→ OBJECTIVE
Return the items below without any change, beginning with the line that contains "graphic-credit: Grafik: ©" and stopping after the line that contains "data-label: 22 (81, 463, 126, 501)".

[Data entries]
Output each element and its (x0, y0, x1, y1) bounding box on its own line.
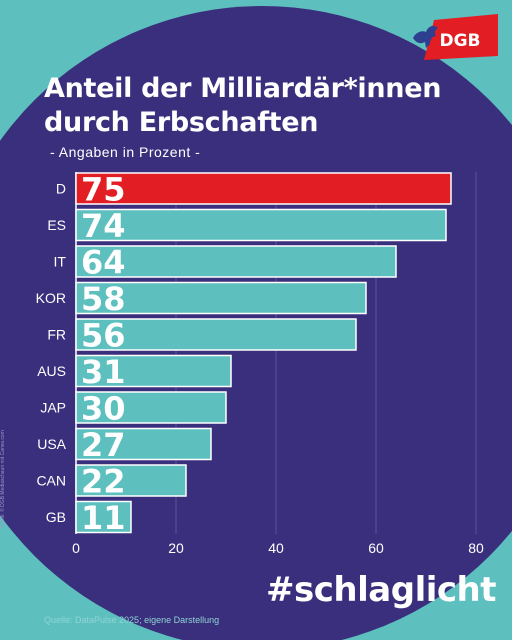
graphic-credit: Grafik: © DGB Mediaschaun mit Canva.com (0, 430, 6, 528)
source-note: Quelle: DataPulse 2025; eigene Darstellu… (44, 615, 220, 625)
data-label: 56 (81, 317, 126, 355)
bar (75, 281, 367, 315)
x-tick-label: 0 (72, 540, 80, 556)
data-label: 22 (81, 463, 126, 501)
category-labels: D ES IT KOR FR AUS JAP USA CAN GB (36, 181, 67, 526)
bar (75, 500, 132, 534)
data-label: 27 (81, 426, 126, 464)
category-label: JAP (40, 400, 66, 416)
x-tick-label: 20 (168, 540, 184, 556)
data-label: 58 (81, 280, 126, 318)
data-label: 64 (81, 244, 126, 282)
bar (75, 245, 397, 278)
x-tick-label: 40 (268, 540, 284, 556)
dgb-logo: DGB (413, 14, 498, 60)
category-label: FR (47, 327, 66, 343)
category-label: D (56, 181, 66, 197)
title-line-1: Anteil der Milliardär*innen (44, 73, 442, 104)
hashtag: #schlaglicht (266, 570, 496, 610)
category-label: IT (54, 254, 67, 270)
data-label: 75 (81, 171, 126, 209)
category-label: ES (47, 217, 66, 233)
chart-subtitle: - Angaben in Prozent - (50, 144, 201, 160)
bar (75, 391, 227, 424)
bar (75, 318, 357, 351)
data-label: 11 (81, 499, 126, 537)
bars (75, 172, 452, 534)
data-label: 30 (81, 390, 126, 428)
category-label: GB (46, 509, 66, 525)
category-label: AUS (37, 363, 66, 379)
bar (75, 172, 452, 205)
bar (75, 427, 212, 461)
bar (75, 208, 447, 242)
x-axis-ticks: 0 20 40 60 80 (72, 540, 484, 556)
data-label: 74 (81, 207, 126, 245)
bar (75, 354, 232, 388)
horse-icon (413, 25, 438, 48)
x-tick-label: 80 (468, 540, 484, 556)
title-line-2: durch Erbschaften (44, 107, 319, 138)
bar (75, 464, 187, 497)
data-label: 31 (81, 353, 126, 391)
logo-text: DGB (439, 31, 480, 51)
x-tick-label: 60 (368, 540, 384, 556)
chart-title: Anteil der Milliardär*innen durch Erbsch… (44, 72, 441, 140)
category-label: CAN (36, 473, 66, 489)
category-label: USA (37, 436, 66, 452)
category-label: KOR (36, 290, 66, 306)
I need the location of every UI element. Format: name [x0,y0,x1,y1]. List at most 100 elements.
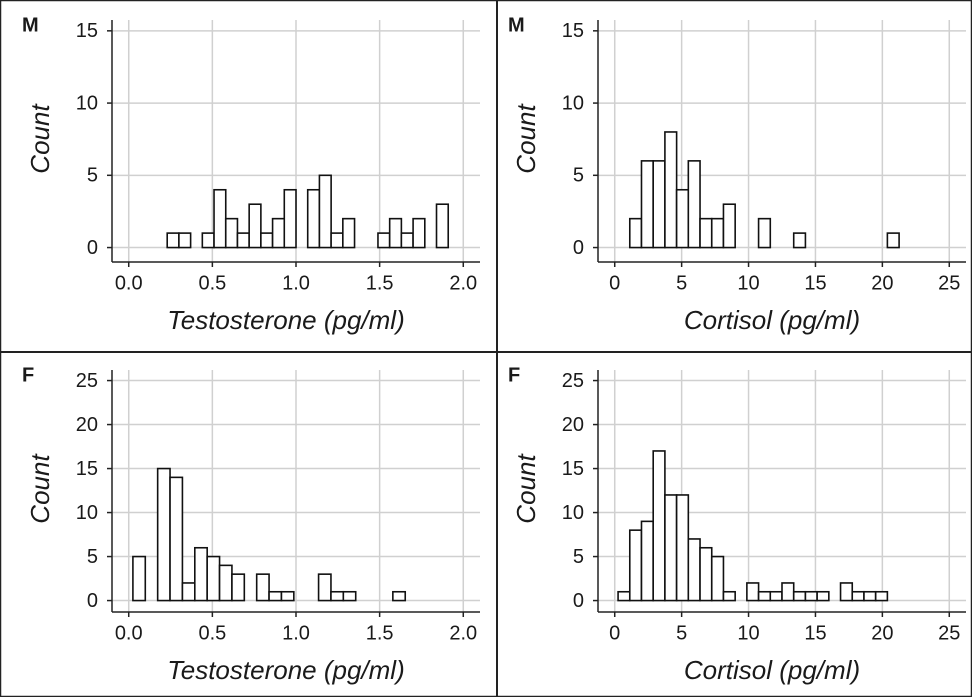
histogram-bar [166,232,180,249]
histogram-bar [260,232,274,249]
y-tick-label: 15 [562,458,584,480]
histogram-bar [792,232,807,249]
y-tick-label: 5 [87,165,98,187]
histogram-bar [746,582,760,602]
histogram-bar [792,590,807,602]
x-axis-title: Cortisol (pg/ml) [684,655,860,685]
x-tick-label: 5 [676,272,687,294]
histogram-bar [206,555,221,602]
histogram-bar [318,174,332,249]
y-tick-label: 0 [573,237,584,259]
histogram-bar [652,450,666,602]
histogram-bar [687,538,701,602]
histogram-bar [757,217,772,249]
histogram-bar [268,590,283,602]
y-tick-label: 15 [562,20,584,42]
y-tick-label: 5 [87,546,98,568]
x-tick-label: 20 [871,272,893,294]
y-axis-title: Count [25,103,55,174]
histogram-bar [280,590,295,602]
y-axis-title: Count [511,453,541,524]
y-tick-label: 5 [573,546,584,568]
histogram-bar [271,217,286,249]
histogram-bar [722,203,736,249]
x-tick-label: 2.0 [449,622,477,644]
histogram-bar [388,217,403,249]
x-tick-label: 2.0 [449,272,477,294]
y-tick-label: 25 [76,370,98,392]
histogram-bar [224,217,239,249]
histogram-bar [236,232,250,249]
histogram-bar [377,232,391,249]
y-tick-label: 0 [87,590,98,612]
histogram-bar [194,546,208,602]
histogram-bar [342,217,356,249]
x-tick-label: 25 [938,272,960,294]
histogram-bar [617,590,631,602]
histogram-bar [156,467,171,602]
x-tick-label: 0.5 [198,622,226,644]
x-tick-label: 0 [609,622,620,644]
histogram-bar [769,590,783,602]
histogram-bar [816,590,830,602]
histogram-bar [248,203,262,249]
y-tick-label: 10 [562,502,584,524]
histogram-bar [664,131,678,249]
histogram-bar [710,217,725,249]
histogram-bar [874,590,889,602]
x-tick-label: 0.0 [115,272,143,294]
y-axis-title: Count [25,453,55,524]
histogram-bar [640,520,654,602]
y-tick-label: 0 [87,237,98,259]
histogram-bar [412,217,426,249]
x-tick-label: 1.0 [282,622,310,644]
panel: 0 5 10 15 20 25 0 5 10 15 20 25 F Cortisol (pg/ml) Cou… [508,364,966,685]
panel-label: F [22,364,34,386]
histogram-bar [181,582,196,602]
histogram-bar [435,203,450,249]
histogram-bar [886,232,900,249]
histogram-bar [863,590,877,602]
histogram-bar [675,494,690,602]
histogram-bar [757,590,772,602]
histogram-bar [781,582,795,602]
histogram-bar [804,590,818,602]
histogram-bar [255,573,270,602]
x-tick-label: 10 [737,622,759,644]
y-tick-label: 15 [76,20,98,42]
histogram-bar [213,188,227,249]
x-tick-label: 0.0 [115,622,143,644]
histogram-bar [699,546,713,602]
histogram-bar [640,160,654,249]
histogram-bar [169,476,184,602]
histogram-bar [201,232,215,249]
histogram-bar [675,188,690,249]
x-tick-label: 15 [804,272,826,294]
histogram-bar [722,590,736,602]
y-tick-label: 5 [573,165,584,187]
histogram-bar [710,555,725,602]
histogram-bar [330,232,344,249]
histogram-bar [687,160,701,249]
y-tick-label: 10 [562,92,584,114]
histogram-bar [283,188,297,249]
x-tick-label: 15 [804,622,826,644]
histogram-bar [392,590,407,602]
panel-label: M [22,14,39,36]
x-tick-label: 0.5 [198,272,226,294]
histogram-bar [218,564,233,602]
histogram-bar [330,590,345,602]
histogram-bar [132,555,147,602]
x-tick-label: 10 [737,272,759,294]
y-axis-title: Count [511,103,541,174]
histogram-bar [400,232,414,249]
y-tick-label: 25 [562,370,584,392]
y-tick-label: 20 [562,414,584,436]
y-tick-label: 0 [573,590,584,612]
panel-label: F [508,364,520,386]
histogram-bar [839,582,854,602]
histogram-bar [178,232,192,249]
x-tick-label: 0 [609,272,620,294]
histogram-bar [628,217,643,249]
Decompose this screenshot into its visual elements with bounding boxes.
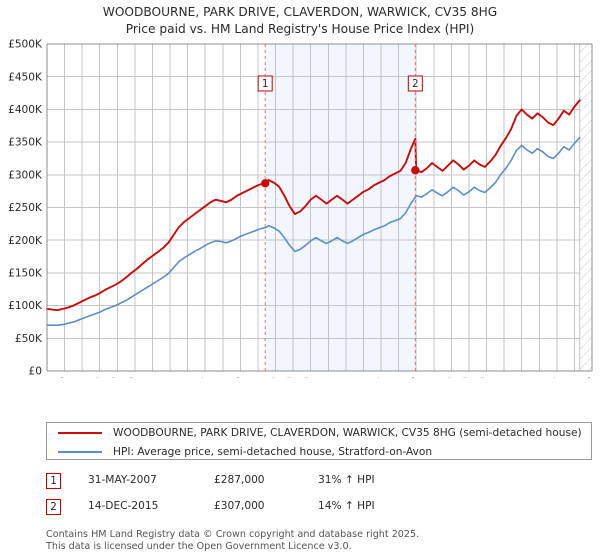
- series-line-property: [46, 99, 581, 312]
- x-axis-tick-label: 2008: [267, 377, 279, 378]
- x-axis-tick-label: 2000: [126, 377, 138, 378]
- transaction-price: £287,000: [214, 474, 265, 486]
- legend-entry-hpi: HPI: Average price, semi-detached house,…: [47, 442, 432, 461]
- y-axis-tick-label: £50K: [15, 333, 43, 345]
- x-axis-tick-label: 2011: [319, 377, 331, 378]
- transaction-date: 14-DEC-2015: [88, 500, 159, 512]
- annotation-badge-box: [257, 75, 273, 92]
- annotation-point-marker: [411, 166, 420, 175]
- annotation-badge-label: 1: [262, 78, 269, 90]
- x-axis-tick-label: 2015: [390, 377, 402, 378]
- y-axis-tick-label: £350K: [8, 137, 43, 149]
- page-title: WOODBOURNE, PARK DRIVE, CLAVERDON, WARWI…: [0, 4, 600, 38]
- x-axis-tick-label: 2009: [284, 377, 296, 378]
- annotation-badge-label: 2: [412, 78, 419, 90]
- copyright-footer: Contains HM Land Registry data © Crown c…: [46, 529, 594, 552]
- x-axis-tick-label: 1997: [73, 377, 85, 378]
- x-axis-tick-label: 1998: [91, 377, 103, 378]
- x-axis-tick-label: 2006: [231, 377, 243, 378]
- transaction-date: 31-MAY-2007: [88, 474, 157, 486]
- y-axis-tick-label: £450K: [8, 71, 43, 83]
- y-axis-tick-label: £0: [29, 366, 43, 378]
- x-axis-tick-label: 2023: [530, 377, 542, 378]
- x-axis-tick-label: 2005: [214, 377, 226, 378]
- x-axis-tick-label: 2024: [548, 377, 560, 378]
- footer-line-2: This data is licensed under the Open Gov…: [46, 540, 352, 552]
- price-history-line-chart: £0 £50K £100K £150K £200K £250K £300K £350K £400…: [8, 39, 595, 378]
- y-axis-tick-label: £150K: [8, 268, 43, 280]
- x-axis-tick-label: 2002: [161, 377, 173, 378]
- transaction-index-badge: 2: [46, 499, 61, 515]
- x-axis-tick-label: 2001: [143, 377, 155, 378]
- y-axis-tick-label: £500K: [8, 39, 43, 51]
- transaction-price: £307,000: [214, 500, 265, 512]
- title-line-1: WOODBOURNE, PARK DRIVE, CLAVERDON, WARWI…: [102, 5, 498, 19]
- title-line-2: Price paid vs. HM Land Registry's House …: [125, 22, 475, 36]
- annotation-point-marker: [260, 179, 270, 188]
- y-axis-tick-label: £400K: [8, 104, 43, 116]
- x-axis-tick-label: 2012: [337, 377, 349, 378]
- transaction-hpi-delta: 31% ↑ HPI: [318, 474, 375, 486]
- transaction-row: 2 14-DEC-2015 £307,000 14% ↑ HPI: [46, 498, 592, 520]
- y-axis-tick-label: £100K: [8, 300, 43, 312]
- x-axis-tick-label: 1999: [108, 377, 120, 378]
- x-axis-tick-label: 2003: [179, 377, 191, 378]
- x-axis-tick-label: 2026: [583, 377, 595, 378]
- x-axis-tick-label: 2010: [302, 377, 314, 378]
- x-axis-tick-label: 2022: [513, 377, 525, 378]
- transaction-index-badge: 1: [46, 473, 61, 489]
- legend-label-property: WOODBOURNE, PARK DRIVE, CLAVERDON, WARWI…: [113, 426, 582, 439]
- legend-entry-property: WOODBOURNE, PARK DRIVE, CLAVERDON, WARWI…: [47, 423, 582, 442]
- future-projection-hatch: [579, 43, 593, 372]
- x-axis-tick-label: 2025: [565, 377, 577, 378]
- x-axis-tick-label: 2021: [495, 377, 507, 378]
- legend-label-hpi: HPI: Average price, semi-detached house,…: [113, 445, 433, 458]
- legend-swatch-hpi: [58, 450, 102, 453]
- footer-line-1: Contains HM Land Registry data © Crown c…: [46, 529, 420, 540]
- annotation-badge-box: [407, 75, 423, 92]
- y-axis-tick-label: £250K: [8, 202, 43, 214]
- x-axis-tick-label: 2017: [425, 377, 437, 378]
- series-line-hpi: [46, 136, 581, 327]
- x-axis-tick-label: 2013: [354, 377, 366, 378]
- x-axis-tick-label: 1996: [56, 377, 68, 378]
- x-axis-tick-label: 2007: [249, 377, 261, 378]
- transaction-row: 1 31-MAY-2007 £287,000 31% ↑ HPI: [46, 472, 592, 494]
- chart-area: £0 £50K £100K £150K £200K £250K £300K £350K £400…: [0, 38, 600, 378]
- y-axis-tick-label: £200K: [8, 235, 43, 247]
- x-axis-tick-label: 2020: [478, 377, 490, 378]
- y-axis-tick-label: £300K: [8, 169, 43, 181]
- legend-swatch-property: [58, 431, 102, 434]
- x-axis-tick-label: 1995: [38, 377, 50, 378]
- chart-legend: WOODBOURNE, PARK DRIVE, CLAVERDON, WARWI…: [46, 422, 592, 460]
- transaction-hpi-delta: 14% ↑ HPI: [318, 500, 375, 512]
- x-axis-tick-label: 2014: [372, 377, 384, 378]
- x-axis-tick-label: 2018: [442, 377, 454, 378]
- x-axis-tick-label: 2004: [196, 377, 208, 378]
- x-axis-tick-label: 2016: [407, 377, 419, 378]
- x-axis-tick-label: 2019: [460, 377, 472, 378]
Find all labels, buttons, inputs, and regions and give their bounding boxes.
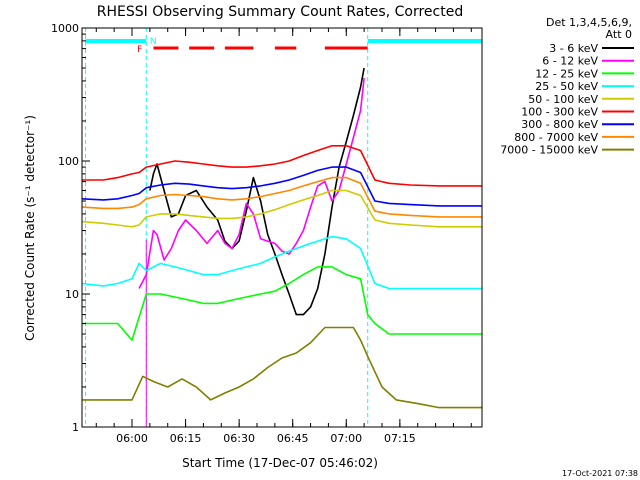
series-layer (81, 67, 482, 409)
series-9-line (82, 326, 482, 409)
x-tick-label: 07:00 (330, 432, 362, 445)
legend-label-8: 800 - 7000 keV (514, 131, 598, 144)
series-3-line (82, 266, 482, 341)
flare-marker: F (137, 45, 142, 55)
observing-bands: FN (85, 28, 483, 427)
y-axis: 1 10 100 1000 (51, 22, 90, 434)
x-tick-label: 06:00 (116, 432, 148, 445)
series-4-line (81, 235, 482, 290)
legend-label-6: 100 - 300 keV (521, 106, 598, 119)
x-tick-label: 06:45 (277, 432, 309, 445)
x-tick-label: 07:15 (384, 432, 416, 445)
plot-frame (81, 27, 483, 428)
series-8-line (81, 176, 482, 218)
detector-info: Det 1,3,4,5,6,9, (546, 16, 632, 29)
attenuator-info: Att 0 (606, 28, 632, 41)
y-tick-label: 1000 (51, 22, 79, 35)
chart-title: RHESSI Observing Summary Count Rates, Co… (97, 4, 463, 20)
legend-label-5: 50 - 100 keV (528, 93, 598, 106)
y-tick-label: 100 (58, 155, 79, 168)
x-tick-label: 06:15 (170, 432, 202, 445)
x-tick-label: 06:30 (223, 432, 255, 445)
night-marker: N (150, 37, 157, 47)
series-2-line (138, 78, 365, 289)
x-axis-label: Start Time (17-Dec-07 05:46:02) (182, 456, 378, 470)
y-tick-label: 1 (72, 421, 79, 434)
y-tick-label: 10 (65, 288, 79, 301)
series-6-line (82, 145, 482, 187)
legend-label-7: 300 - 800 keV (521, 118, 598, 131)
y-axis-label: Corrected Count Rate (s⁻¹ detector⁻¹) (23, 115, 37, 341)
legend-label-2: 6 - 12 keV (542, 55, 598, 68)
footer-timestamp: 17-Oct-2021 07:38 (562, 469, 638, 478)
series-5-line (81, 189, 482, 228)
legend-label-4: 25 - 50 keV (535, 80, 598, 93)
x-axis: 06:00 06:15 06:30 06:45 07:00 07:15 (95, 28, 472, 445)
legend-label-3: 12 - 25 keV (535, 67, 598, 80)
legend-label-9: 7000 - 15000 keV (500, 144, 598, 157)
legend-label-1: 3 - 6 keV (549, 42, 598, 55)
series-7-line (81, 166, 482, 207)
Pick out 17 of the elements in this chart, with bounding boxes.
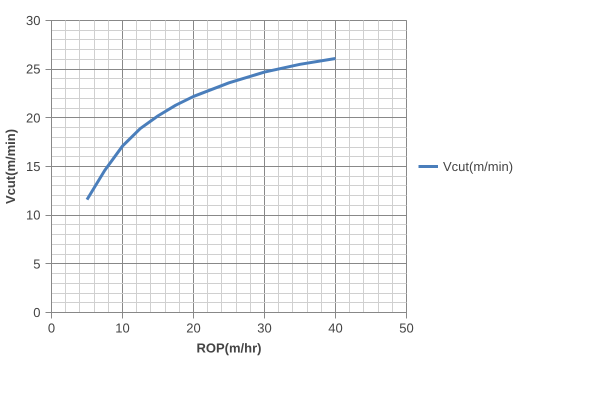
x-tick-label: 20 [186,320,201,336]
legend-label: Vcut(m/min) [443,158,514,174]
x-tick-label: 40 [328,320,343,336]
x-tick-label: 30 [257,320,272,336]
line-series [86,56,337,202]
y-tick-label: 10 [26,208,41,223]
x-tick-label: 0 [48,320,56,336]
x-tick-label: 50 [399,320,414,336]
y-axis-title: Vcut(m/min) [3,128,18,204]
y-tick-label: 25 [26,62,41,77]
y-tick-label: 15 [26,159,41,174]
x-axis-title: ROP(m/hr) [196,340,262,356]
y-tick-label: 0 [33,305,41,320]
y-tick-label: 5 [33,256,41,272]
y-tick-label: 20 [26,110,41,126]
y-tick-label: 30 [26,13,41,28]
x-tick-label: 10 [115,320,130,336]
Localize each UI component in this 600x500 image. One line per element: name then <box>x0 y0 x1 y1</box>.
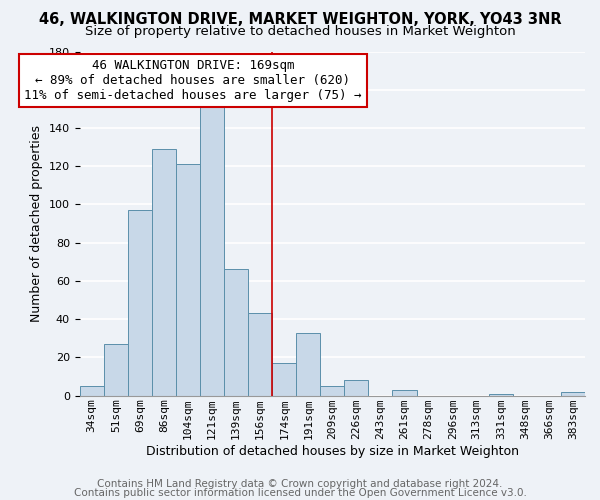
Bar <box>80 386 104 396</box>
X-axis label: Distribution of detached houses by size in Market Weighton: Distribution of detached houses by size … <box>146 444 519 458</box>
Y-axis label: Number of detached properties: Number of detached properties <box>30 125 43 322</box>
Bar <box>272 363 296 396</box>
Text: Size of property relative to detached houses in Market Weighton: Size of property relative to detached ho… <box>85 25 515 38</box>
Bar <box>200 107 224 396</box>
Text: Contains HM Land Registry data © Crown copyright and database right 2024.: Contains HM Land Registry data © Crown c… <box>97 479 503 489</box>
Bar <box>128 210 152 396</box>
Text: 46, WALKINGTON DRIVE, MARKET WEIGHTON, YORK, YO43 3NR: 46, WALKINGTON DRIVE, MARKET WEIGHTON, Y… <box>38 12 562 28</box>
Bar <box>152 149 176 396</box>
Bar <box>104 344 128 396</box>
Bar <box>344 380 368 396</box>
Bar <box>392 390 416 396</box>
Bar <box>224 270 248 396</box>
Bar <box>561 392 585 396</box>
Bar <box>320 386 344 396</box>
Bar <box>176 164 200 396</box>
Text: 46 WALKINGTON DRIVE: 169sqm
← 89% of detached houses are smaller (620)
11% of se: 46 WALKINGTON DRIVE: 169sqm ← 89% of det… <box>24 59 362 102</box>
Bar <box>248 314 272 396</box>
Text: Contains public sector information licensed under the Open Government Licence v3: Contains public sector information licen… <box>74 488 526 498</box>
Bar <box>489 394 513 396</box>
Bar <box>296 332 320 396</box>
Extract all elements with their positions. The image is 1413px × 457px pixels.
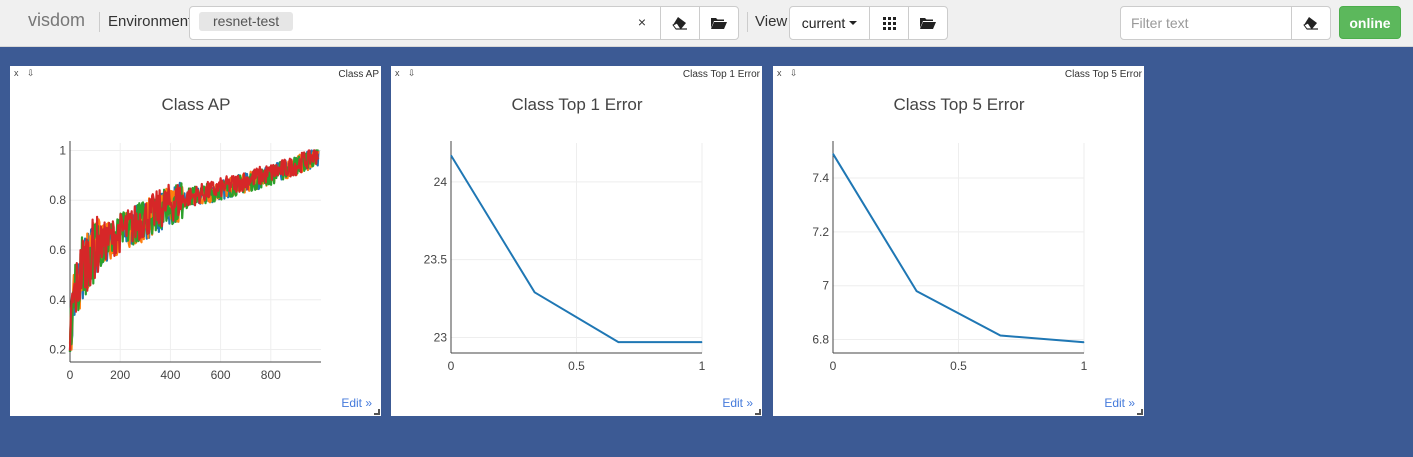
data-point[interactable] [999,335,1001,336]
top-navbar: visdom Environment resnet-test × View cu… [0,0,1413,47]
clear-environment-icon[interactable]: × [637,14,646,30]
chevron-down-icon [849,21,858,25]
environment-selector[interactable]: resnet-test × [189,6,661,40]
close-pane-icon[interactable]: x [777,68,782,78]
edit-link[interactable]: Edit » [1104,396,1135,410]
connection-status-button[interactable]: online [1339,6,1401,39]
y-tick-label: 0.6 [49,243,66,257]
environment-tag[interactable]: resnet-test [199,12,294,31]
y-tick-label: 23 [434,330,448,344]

→ FULL OUTPUT
graphic-credit: Grafik: © DGB Mediaschaun mit Canva.com (0, 430, 6, 528)
source-note: Quelle: DataPulse 2025; eigene Darstellu… (44, 615, 220, 625)
data-label: 56 (81, 317, 126, 355)
bar (75, 281, 367, 315)
x-tick-label: 0 (72, 540, 80, 556)
data-label: 22 (81, 463, 126, 501)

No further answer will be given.